* **YOUR TASK**
Check each line of the listing below for the string "Digits", and copy the ones that have it.

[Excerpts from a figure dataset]
· · · · ·
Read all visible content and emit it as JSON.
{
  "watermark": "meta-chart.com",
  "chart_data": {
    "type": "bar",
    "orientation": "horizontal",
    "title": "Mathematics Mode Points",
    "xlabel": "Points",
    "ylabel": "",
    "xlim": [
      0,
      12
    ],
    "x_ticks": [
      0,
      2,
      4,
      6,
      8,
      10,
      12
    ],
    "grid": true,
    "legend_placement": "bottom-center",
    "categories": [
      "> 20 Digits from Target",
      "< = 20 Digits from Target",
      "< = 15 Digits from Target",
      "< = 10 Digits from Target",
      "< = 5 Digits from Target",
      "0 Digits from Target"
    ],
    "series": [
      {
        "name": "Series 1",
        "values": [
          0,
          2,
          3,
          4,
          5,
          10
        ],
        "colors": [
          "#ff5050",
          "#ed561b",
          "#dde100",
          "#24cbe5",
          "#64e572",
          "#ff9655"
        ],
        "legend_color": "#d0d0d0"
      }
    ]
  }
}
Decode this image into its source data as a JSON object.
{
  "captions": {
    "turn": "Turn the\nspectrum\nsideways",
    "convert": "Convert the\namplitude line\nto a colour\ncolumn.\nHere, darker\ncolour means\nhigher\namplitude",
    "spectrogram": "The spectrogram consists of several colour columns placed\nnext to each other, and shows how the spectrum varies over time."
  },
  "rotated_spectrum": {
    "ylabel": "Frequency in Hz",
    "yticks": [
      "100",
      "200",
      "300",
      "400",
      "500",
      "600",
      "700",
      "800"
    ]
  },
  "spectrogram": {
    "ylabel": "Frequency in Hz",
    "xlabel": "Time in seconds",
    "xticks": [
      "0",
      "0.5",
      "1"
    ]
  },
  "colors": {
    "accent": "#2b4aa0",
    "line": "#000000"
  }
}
· · · · ·
* **RIGHT ANSWER**
      "> 20 Digits from Target",
      "< = 20 Digits from Target",
      "< = 15 Digits from Target",
      "< = 10 Digits from Target",
      "< = 5 Digits from Target",
      "0 Digits from Target"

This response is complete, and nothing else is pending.